▶ **WHAT TO PRODUCE**:
How many lines of the data hold the word "बहरल"? State the number and nothing else.

▶ **TASK DATA**:
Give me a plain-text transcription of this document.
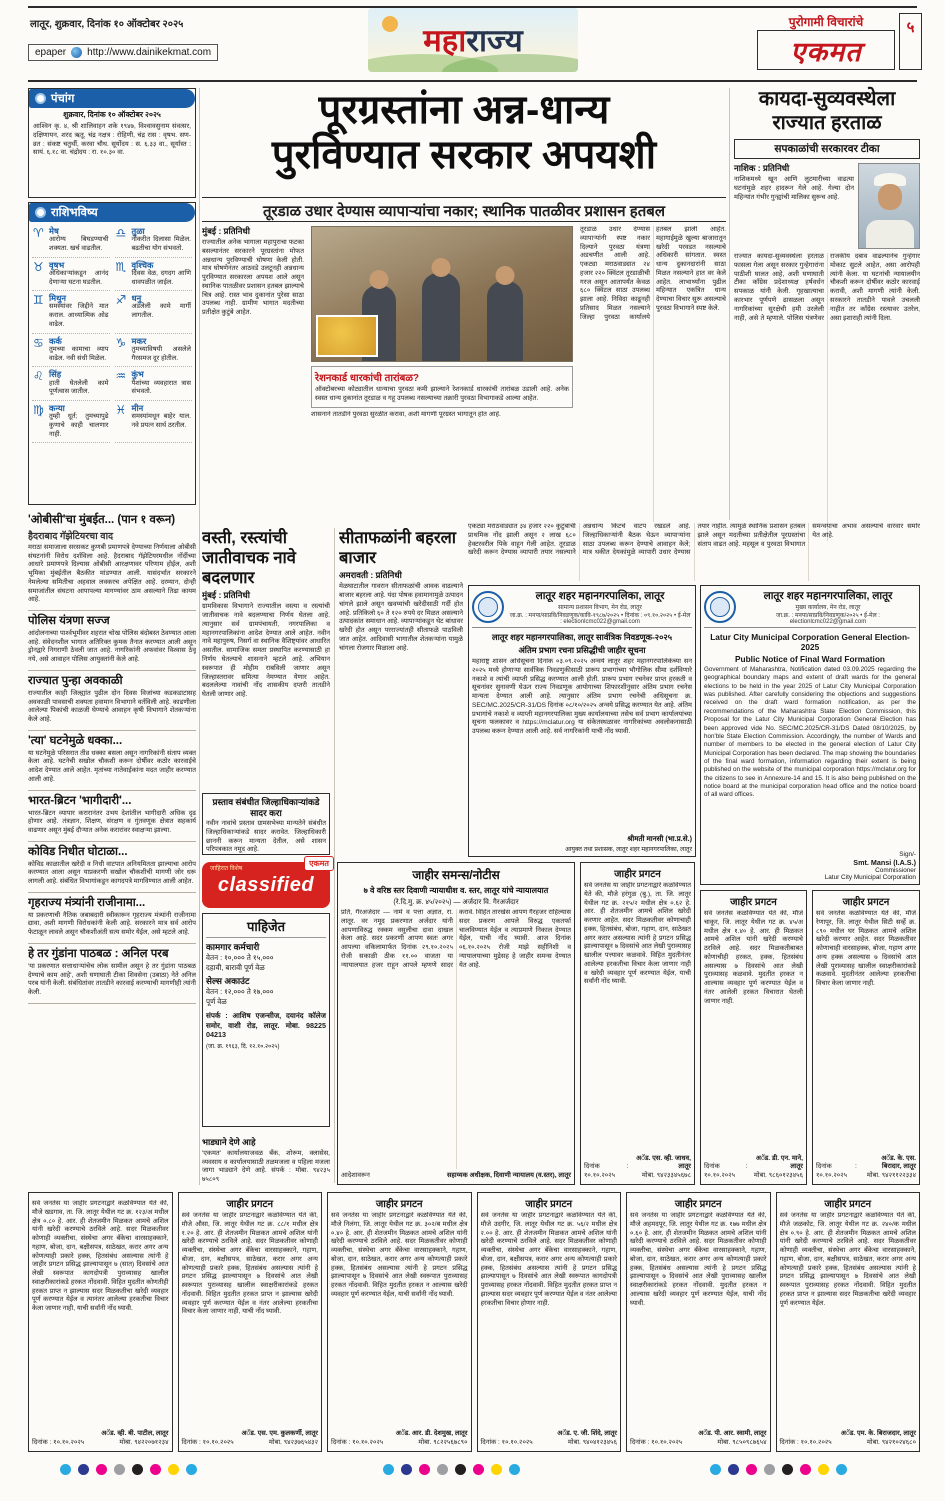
लातूर, शुक्रवार, दिनांक १० ऑक्टोबर २०२५
epaper http://www.dainikekmat.com	महा राज्य
पुरोगामी विचारांचे
एकमत
५
पंचांग
शुक्रवार, दिनांक १० ऑक्टोबर २०२५

आश्विन कृ. ४, श्री शालिवाहन शके १९४७, विश्वावसुनाम संवत्सर, दक्षिणायन, शरद ऋतू. चंद्र नक्षत्र : रोहिणी, चंद्र रास : वृषभ. सण-व्रत : संकष्ट चतुर्थी, करवा चौथ. सूर्योदय : स. ६.३३ वा., सूर्यास्त : सायं. ६.१८ वा. चंद्रोदय : रा. १०.३० वा.

राशिभविष्य
♈ मेष
आरोग्य बिघडण्याची शक्यता. खर्च वाढतील.
♎ तुळा
नोकरीत दिलासा मिळेल. बढतीचा योग संभवतो.
♉ वृषभ
अधिकाऱ्यांकडून आनंद देणाऱ्या घटना घडतील.
♏ वृश्चिक
दिवस वेळ, दगदग आणि धावपळीत जाईल.
♊ मिथुन
समस्यांवर जिद्दीने मात कराल. आध्यात्मिक ओढ वाढेल.
♐ धनु
अडलेली कामे मार्गी लागतील.
♋ कर्क
तुमच्या कामाचा व्याप वाढेल. नवी संधी मिळेल.
♑ मकर
तुमच्याविषयी असलेले गैरसमज दूर होतील.
♌ सिंह
हाती घेतलेली कामे पूर्णत्वास जातील.
♒ कुंभ
पैशांच्या व्यवहारात त्रास संभवतो.
♍ कन्या
तुम्ही धूर्त; तुमच्यापुढे कुणाचे काही चालणार नाही.
♓ मीन
समस्यांमधून बाहेर याल. नवे प्रयत्न सार्थ ठरतील.
'ओबीसी'चा मुंबईत... (पान १ वरून)
हैदराबाद गॅझेटियरचा वाद

मराठा समाजाला सरसकट कुणबी प्रमाणपत्रे देण्याच्या निर्णयाला ओबीसी संघटनांनी विरोध दर्शविला आहे. हैदराबाद गॅझेटियरमधील नोंदींच्या आधारे प्रमाणपत्रे दिल्यास ओबीसी आरक्षणावर परिणाम होईल, अशी भूमिका मुंबईतील बैठकीत मांडण्यात आली. यासंदर्भात सरकारने नेमलेल्या समितीचा अहवाल लवकरच अपेक्षित आहे. दरम्यान, दोन्ही समाजांतील संघटना आपापल्या मागण्यांवर ठाम असल्याने तिढा कायम आहे.

पोलिस यंत्रणा सज्ज

आंदोलनाच्या पार्श्वभूमीवर शहरात चोख पोलिस बंदोबस्त ठेवण्यात आला आहे. संवेदनशील भागात अतिरिक्त कुमक तैनात करण्यात आली असून ड्रोनद्वारे निगराणी ठेवली जात आहे. नागरिकांनी अफवांवर विश्वास ठेवू नये, असे आवाहन पोलिस आयुक्तांनी केले आहे.

राज्यात पुन्हा अवकाळी

राज्यातील काही जिल्ह्यांत पुढील दोन दिवस विजांच्या कडकडाटासह अवकाळी पावसाची शक्यता हवामान विभागाने वर्तविली आहे. काढणीला आलेल्या पिकांची काळजी घेण्याचे आवाहन कृषी विभागाने शेतकऱ्यांना केले आहे.

'त्या' घटनेमुळे धक्का...

या घटनेमुळे परिसरात तीव्र धक्का बसला असून नागरिकांनी संताप व्यक्त केला आहे. घटनेची सखोल चौकशी करून दोषींवर कठोर कारवाईचे आदेश देण्यात आले आहेत. मृतांच्या नातेवाईकांना मदत जाहीर करण्यात आली आहे.

भारत-ब्रिटन 'भागीदारी'...

भारत-ब्रिटन व्यापार करारानंतर उभय देशांतील भागीदारी अधिक दृढ होणार आहे. तंत्रज्ञान, शिक्षण, संरक्षण व गुंतवणूक क्षेत्रात सहकार्य वाढणार असून मुंबई दौऱ्यात अनेक करारांवर स्वाक्षऱ्या झाल्या.

कोविड निधीत घोटाळा...

कोविड काळातील खरेदी व निधी वाटपात अनियमितता झाल्याचा आरोप करण्यात आला असून याप्रकरणी सखोल चौकशीची मागणी जोर धरू लागली आहे. संबंधित विभागांकडून कागदपत्रे मागविण्यात आली आहेत.

गृहराज्य मंत्र्यांनी राजीनामा...

या प्रकरणाची नैतिक जबाबदारी स्वीकारून गृहराज्य मंत्र्यांनी राजीनामा द्यावा, अशी मागणी विरोधकांनी केली आहे. सरकारने मात्र सर्व आरोप फेटाळून लावले असून चौकशीअंती सत्य समोर येईल, असे म्हटले आहे.

हे तर गुंडांना पाठबळ : अनिल परब

'या प्रकरणात सत्ताधाऱ्यांचेच लोक सामील असून हे तर गुंडांना पाठबळ देण्याचे काम आहे', अशी घणाघाती टीका शिवसेना (उबाठा) नेते अनिल परब यांनी केली. संबंधितांवर तातडीने कारवाई करण्याची मागणीही त्यांनी केली.

पूरग्रस्तांना अन्न-धान्य
पुरविण्यात सरकार अपयशी
तूरडाळ उधार देण्यास व्यापाऱ्यांचा नकार; स्थानिक पातळीवर प्रशासन हतबल
मुंबई : प्रतिनिधी

राज्यातील अनेक भागाला महापुराचा फटका बसल्यानंतर सरकारने पूरग्रस्तांना मोफत अन्नधान्य पुरविण्याची घोषणा केली होती. मात्र घोषणेनंतर आठवडे उलटूनही अन्नधान्य पुरविण्यात सरकारला अपयश आले असून स्थानिक पातळीवर प्रशासन हतबल झाल्याचे चित्र आहे. रास्त भाव दुकानांत पुरेसा साठा उपलब्ध नाही. ग्रामीण भागात मदतीच्या प्रतीक्षेत कुटुंबे आहेत.

रेशनकार्ड धारकांची तारांबळ?

ऑक्टोबरच्या कोट्यातील धान्याचा पुरवठा कमी झाल्याने रेशनकार्ड धारकांची तारांबळ उडाली आहे. अनेक स्वस्त धान्य दुकानांत तूरडाळ व गहू उपलब्ध नसल्याच्या तक्रारी पुरवठा विभागाकडे आल्या आहेत.

शासनाने तातडीने पुरवठा सुरळीत करावा, अशी मागणी पूरग्रस्त भागातून होत आहे.

तूरडाळ उधार देण्यास व्यापाऱ्यांनी स्पष्ट नकार दिल्याने पुरवठा यंत्रणा अडचणीत आली आहे. एकट्या मराठवाड्यात २४ हजार २२० क्विंटल तूरडाळीची गरज असून आतापर्यंत केवळ ६८० क्विंटल साठा उपलब्ध झाला आहे. निविदा काढूनही प्रतिसाद मिळत नसल्याने जिल्हा पुरवठा कार्यालये हतबल झाली आहेत. महागाईमुळे खुल्या बाजारातून खरेदी परवडत नसल्याचे अधिकारी सांगतात. स्वस्त धान्य दुकानदारांनी साठा मिळत नसल्याने हात वर केले आहेत. लाभार्थ्यांना पुढील महिन्यात एकत्रित धान्य देण्याचा विचार सुरू असल्याचे पुरवठा विभागाने स्पष्ट केले.

कायदा-सुव्यवस्थेला
राज्यात हरताळ
सपकाळांची सरकारवर टीका
नाशिक : प्रतिनिधी

नाशिकमध्ये खून आणि लुटमारीच्या वाढत्या घटनांमुळे शहर हादरून गेले आहे. गेल्या दोन महिन्यांत गंभीर गुन्ह्यांची मालिका सुरूच आहे.

राज्यात कायदा-सुव्यवस्थेला हरताळ फासला गेला असून सरकार गुन्हेगारांना पाठीशी घालत आहे, अशी घणाघाती टीका काँग्रेस प्रदेशाध्यक्ष हर्षवर्धन सपकाळ यांनी केली. गृहखात्याचा कारभार पूर्णपणे ढासळला असून नागरिकांच्या सुरक्षेची हमी उरलेली नाही, असे ते म्हणाले. पोलिस यंत्रणेवर राजकीय दबाव वाढल्यानेच गुन्हेगार मोकाट सुटले आहेत, असा आरोपही त्यांनी केला. या घटनांची न्यायालयीन चौकशी करून दोषींवर कठोर कारवाई करावी, अशी मागणी त्यांनी केली. सरकारने तातडीने पावले उचलली नाहीत तर काँग्रेस रस्त्यावर उतरेल, असा इशाराही त्यांनी दिला.

वस्ती, रस्त्यांची जातीवाचक नावे बदलणार
मुंबई : प्रतिनिधी

ग्रामविकास विभागाने राज्यातील वस्त्या व रस्त्यांची जातीवाचक नावे बदलण्याचा निर्णय घेतला आहे. त्यानुसार सर्व ग्रामपंचायती, नगरपालिका व महानगरपालिकांना आदेश देण्यात आले आहेत. नवीन नावे महापुरुष, निसर्ग वा स्थानिक वैशिष्ट्यांवर आधारित असतील. सामाजिक समता प्रस्थापित करण्यासाठी हा निर्णय घेतल्याचे शासनाने म्हटले आहे. अभियान स्वरूपात ही मोहीम राबविली जाणार असून जिल्हास्तरावर समित्या नेमण्यात येणार आहेत. बदललेल्या नावांची नोंद शासकीय दप्तरी तातडीने घेतली जाणार आहे.

प्रस्ताव संबंधीत जिल्हाधिकाऱ्यांकडे सादर करा

नवीन नावांचे प्रस्ताव ग्रामसभेच्या मान्यतेने संबंधीत जिल्हाधिकाऱ्यांकडे सादर करावेत. जिल्हाधिकारी छाननी करून मान्यता देतील, असे शासन परिपत्रकात नमूद आहे.

सीताफळांनी बहरला बाजार
अमरावती : प्रतिनिधी

मेळघाटातील गावरान सीताफळांची आवक वाढल्याने बाजार बहरला आहे. यंदा पोषक हवामानामुळे उत्पादन चांगले झाले असून खवय्यांची खरेदीसाठी गर्दी होत आहे. प्रतिकिलो ६० ते १२० रुपये दर मिळत असल्याने उत्पादकांत समाधान आहे. व्यापाऱ्यांकडून थेट बांधावर खरेदी होत असून परराज्यांतही सीताफळे पाठविली जात आहेत. आदिवासी भागातील शेतकऱ्यांना यामुळे चांगला रोजगार मिळाला आहे.

एकट्या मराठवाड्यात ३४ हजार २२० कुटुंबांची प्राथमिक नोंद झाली असून २ लाख ६८० हेक्टरवरील पिके वाहून गेली आहेत. तूरडाळ खरेदी करून देण्यास व्यापारी तयार नसल्याने अन्नधान्य किटचे वाटप रखडले आहे. जिल्हाधिकाऱ्यांनी बैठक घेऊन व्यापाऱ्यांना साठा उपलब्ध करून देण्याचे आवाहन केले; मात्र थकीत देयकांमुळे व्यापारी उधार देण्यास तयार नाहीत. त्यामुळे स्थानिक प्रशासन हतबल झाले असून मदतीच्या प्रतीक्षेतील पूरग्रस्तांचा संताप वाढत आहे. महसूल व पुरवठा विभागात समन्वयाचा अभाव असल्याचे वारंवार समोर येत आहे.

लातूर शहर महानगरपालिका, लातूर
सामान्य प्रशासन विभाग, मेन रोड, लातूर
जा.क्र. : मनपा/साप्रवि/निवडणूक/कावि-१९८७/२०२५ • दिनांक : ०९.१०.२०२५ • ई-मेल : electionlcmc022@gmail.com
लातूर शहर महानगरपालिका, लातूर सार्वत्रिक निवडणूक-२०२५
अंतिम प्रभाग रचना प्रसिद्धीची जाहीर सूचना

महाराष्ट्र शासन अधिसूचना दिनांक ०३.०९.२०२५ अन्वये लातूर शहर महानगरपालिकेच्या सन २०२५ मध्ये होणाऱ्या सार्वत्रिक निवडणुकीसाठी प्रारूप प्रभागांच्या भौगोलिक सीमा दर्शविणारे नकाशे व त्यांची व्याप्ती प्रसिद्ध करण्यात आली होती. प्रारूप प्रभाग रचनेवर प्राप्त हरकती व सूचनांवर सुनावणी घेऊन राज्य निवडणूक आयोगाच्या शिफारशीनुसार अंतिम प्रभाग रचनेस मान्यता देण्यात आली आहे. त्यानुसार अंतिम प्रभाग रचनेची अधिसूचना क्र. SEC/MC.2025/CR-31/DS दिनांक ०८/१०/२०२५ अन्वये प्रसिद्ध करण्यात येत आहे. अंतिम प्रभागांचे नकाशे व व्याप्ती महानगरपालिका मुख्य कार्यालयाच्या तसेच सर्व प्रभाग कार्यालयांच्या सूचना फलकावर व https://mclatur.org या संकेतस्थळावर नागरिकांच्या अवलोकनासाठी उपलब्ध करून देण्यात आली आहे. सर्व नागरिकांनी याची नोंद घ्यावी.

श्रीमती मानसी (भा.प्र.से.)
आयुक्त तथा प्रशासक, लातूर शहर महानगरपालिका, लातूर
लातूर शहर महानगरपालिका, लातूर
मुख्य कार्यालय, मेन रोड, लातूर
जा.क्र. : मनपा/साप्रवि/निवडणूक/२०२५ • ई-मेल : electionlcmc022@gmail.com
Latur City Municipal Corporation General Election-2025
Public Notice of Final Ward Formation

Government of Maharashtra, Notification dated 03.09.2025 regarding the geographical boundary maps and extent of draft wards for the general elections to be held in the year 2025 of Latur City Municipal Corporation was published. After carefully considering the objections and suggestions received on the draft ward formation notification, as per the recommendations of the Maharashtra State Election Commission, this Proposal for the Latur City Municipal Corporation General Election has been approved vide No. SEC/MC.2025/CR-31/DS Dated 08/10/2025, by hon'ble State Election Commission. Accordingly, the number of Wards and number of members to be elected in the general election of Latur City Municipal Corporation has been declared. The map showing the boundaries of the final ward formation, information regarding their extent is being published on the website of the municipal corporation https://mclatur.org for the citizens to see in Annexure-14 and 15. It is also being published on the notice board at the municipal corporation head office and the notice board of all ward offices.

Sign/-
Smt. Mansi (I.A.S.)
Commissioner
Latur City Municipal Corporation
जाहिरात विशेष
classified
एकमत
पाहिजेत
कामगार कर्मचारी
वेतन : १०,००० ते १५,०००
दहावी, बारावी पूर्ण वेळ
सेल्स अकाउंट
वेतन : १२,००० ते १७,०००
पूर्ण वेळ

संपर्क : आशिष एजन्सीज, दयानंद कॉलेज समोर, वाशी रोड, लातूर. मोबा. 98225 04213

(जा. क्र. १९६३, दि. १२.१०.२०२५)
भाड्याने देणे आहे

'एकमत' कार्यालयाजवळ बँक, शोरूम, क्लासेस, व्यवसाय व कार्यालयासाठी तळमजला व पहिला मजला जागा भाड्याने देणे आहे. संपर्क : मोबा. ९४२३५ ७५८०९

जाहीर समन्स/नोटीस
७ वे वरिष्ठ स्तर दिवाणी न्यायाधीश व. स्तर, लातूर यांचे न्यायालयात
(रे.दि.मु. क्र. ४५/२०२५) — अर्जदार वि. गैरअर्जदार

प्रति, गैरअर्जदार — नामे व पत्ता अज्ञात, रा. लातूर. वर नमूद प्रकरणात अर्जदार यांनी आपणाविरुद्ध रक्कम वसुलीचा दावा दाखल केला आहे. सदर प्रकरणी आपण स्वतः अगर आपल्या वकिलामार्फत दिनांक २९.१०.२०२५ रोजी सकाळी ठीक ११.०० वाजता या न्यायालयात हजर राहून आपले म्हणणे सादर करावे. विहित तारखेस आपण गैरहजर राहिल्यास सदर प्रकरण आपले विरुद्ध एकतर्फा चालविण्यात येईल व त्याप्रमाणे निकाल देण्यात येईल, याची नोंद घ्यावी. आज दिनांक ०६.१०.२०२५ रोजी माझे सहीनिशी व न्यायालयाच्या मुद्रेसह हे जाहीर समन्स देण्यात येत आहे.

आदेशावरून	सहाय्यक अधीक्षक, दिवाणी न्यायालय (व.स्तर), लातूर
जाहीर प्रगटन

सर्व जनतेस या जाहीर प्रगटनाद्वारे कळविण्यात येते की, मौजे हरंगुळ (बु.), ता. जि. लातूर येथील गट क्र. २१५/२ मधील क्षेत्र ०.६२ हे. आर. ही शेतजमीन आमचे अशिल खरेदी करणार आहेत. सदर मिळकतीवर कोणाचाही हक्क, हितसंबंध, बोजा, गहाण, दान, साठेखत अगर करार असल्यास त्यांनी हे प्रगटन प्रसिद्ध झाल्यापासून ७ दिवसांचे आत लेखी पुराव्यासह खालील पत्त्यावर कळवावे. विहित मुदतीनंतर आलेल्या हरकतीचा विचार केला जाणार नाही व खरेदी व्यवहार पूर्ण करण्यात येईल, याची सर्वांनी नोंद घ्यावी.

दिनांक : १०.१०.२०२५
अॅड. एस. व्ही. जाधव, लातूर
मोबा. ९४२३३४५६७८
जाहीर प्रगटन

सर्व जनतेस कळविण्यात येते की, मौजे चाकूर, जि. लातूर येथील गट क्र. ४५/अ मधील क्षेत्र १.४० हे. आर. ही मिळकत आमचे अशिल यांनी खरेदी करण्याचे ठरविले आहे. सदर मिळकतीबाबत कोणाचीही हरकत, हक्क, हितसंबंध असल्यास ७ दिवसांचे आत लेखी पुराव्यासह कळवावे. मुदतीत हरकत न आल्यास व्यवहार पूर्ण करण्यात येईल व नंतर आलेली हरकत विचारात घेतली जाणार नाही.

दिनांक : १०.१०.२०२५
अॅड. डी. एन. माने, लातूर
मोबा. ९८६०१२३४५६
जाहीर प्रगटन

सर्व जनतेस कळविण्यात येते की, मौजे रेणापूर, जि. लातूर येथील सिटी सर्व्हे क्र. ८९० मधील घर मिळकत आमचे अशिल खरेदी करणार आहेत. सदर मिळकतीवर कोणाचाही वारसाहक्क, बोजा, गहाण अगर अन्य हक्क असल्यास ७ दिवसांचे आत लेखी पुराव्यासह खालील स्वाक्षरीकारांकडे कळवावे. मुदतीनंतर आलेल्या हरकतीचा विचार केला जाणार नाही.

दिनांक : १०.१०.२०२५
अॅड. के. एस. बिरादार, लातूर
मोबा. ९४२११२२३३४

सर्व जनतेस या जाहीर प्रगटनाद्वारे कळविण्यात येते की, मौजे खडगाव, ता. जि. लातूर येथील गट क्र. १२३/अ मधील क्षेत्र ०.८० हे. आर. ही शेतजमीन मिळकत आमचे अशिल यांनी खरेदी करण्याचे ठरविले आहे. सदर मिळकतीवर कोणाही व्यक्तीचा, संस्थेचा अगर बँकेचा वारसाहक्काने, गहाण, बोजा, दान, बक्षीसपत्र, साठेखत, करार अगर अन्य कोणत्याही प्रकारे हक्क, हितसंबंध असल्यास त्यांनी हे जाहीर प्रगटन प्रसिद्ध झाल्यापासून ७ (सात) दिवसांचे आत लेखी स्वरूपात कागदोपत्री पुराव्यासह खालील स्वाक्षरीकारांकडे हरकत नोंदवावी. विहित मुदतीत कोणतीही हरकत प्राप्त न झाल्यास सदर मिळकतीचा खरेदी व्यवहार पूर्ण करण्यात येईल व त्यानंतर आलेल्या हरकतीचा विचार केला जाणार नाही, याची सर्वांनी नोंद घ्यावी.

दिनांक : १०.१०.२०२५
अॅड. व्ही. बी. पाटील, लातूर
मोबा. ९४२२०७१२३४
जाहीर प्रगटन

सर्व जनतेस या जाहीर प्रगटनाद्वारे कळविण्यात येते की, मौजे औसा, जि. लातूर येथील गट क्र. ८८/१ मधील क्षेत्र १.२० हे. आर. ही शेतजमीन मिळकत आमचे अशिल यांनी खरेदी करण्याचे ठरविले आहे. सदर मिळकतीवर कोणाही व्यक्तीचा, संस्थेचा अगर बँकेचा वारसाहक्काने, गहाण, बोजा, दान, बक्षीसपत्र, साठेखत, करार अगर अन्य कोणत्याही प्रकारे हक्क, हितसंबंध असल्यास त्यांनी हे प्रगटन प्रसिद्ध झाल्यापासून ७ दिवसांचे आत लेखी स्वरूपात पुराव्यासह खालील स्वाक्षरीकारांकडे हरकत नोंदवावी. विहित मुदतीत हरकत प्राप्त न झाल्यास खरेदी व्यवहार पूर्ण करण्यात येईल व नंतर आलेल्या हरकतीचा विचार केला जाणार नाही, याची नोंद घ्यावी.

दिनांक : १०.१०.२०२५
अॅड. एस. एम. कुलकर्णी, लातूर
मोबा. ९४२३७६५४३२
जाहीर प्रगटन

सर्व जनतेस या जाहीर प्रगटनाद्वारे कळविण्यात येते की, मौजे निलंगा, जि. लातूर येथील गट क्र. ३०२/ब मधील क्षेत्र ०.४० हे. आर. ही शेतजमीन मिळकत आमचे अशिल यांनी खरेदी करण्याचे ठरविले आहे. सदर मिळकतीवर कोणाही व्यक्तीचा, संस्थेचा अगर बँकेचा वारसाहक्काने, गहाण, बोजा, दान, साठेखत, करार अगर अन्य कोणत्याही प्रकारे हक्क, हितसंबंध असल्यास त्यांनी हे प्रगटन प्रसिद्ध झाल्यापासून ७ दिवसांचे आत लेखी स्वरूपात पुराव्यासह हरकत नोंदवावी. विहित मुदतीत हरकत न आल्यास खरेदी व्यवहार पूर्ण करण्यात येईल, याची सर्वांनी नोंद घ्यावी.

दिनांक : १०.१०.२०२५
अॅड. आर. डी. देशमुख, लातूर
मोबा. ९८२२५६७८९०
जाहीर प्रगटन

सर्व जनतेस या जाहीर प्रगटनाद्वारे कळविण्यात येते की, मौजे उदगीर, जि. लातूर येथील गट क्र. ५६/२ मधील क्षेत्र २.०० हे. आर. ही शेतजमीन मिळकत आमचे अशिल यांनी खरेदी करण्याचे ठरविले आहे. सदर मिळकतीवर कोणाही व्यक्तीचा, संस्थेचा अगर बँकेचा वारसाहक्काने, गहाण, बोजा, दान, बक्षीसपत्र, करार अगर अन्य कोणत्याही प्रकारे हक्क, हितसंबंध असल्यास त्यांनी हे प्रगटन प्रसिद्ध झाल्यापासून ७ दिवसांचे आत लेखी स्वरूपात कागदोपत्री पुराव्यासह हरकत नोंदवावी. विहित मुदतीत हरकत प्राप्त न झाल्यास सदर व्यवहार पूर्ण करण्यात येईल व नंतर आलेल्या हरकतीचा विचार होणार नाही.

दिनांक : १०.१०.२०२५
अॅड. ए. जी. शिंदे, लातूर
मोबा. ९४०४१२३४५६
जाहीर प्रगटन

सर्व जनतेस या जाहीर प्रगटनाद्वारे कळविण्यात येते की, मौजे अहमदपूर, जि. लातूर येथील गट क्र. १७७ मधील क्षेत्र ०.६० हे. आर. ही शेतजमीन मिळकत आमचे अशिल यांनी खरेदी करण्याचे ठरविले आहे. सदर मिळकतीवर कोणाही व्यक्तीचा, संस्थेचा अगर बँकेचा वारसाहक्काने, गहाण, बोजा, दान, साठेखत, करार अगर अन्य कोणत्याही प्रकारे हक्क, हितसंबंध असल्यास त्यांनी हे प्रगटन प्रसिद्ध झाल्यापासून ७ दिवसांचे आत लेखी पुराव्यासह खालील स्वाक्षरीकारांकडे हरकत नोंदवावी. मुदतीत हरकत न आल्यास खरेदी व्यवहार पूर्ण करण्यात येईल, याची नोंद घ्यावी.

दिनांक : १०.१०.२०२५
अॅड. पी. आर. स्वामी, लातूर
मोबा. ९८५०९८७६५४
जाहीर प्रगटन

सर्व जनतेस या जाहीर प्रगटनाद्वारे कळविण्यात येते की, मौजे जळकोट, जि. लातूर येथील गट क्र. २४०/क मधील क्षेत्र ०.९० हे. आर. ही शेतजमीन मिळकत आमचे अशिल यांनी खरेदी करण्याचे ठरविले आहे. सदर मिळकतीवर कोणाही व्यक्तीचा, संस्थेचा अगर बँकेचा वारसाहक्काने, गहाण, बोजा, दान, बक्षीसपत्र, साठेखत, करार अगर अन्य कोणत्याही प्रकारे हक्क, हितसंबंध असल्यास त्यांनी हे प्रगटन प्रसिद्ध झाल्यापासून ७ दिवसांचे आत लेखी स्वरूपात पुराव्यासह हरकत नोंदवावी. विहित मुदतीत हरकत प्राप्त न झाल्यास सदर मिळकतीचा खरेदी व्यवहार पूर्ण करण्यात येईल.

दिनांक : १०.१०.२०२५
अॅड. एम. के. बिराजदार, लातूर
मोबा. ९४२१०२४६८०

▶ **TASK ANSWER**:
2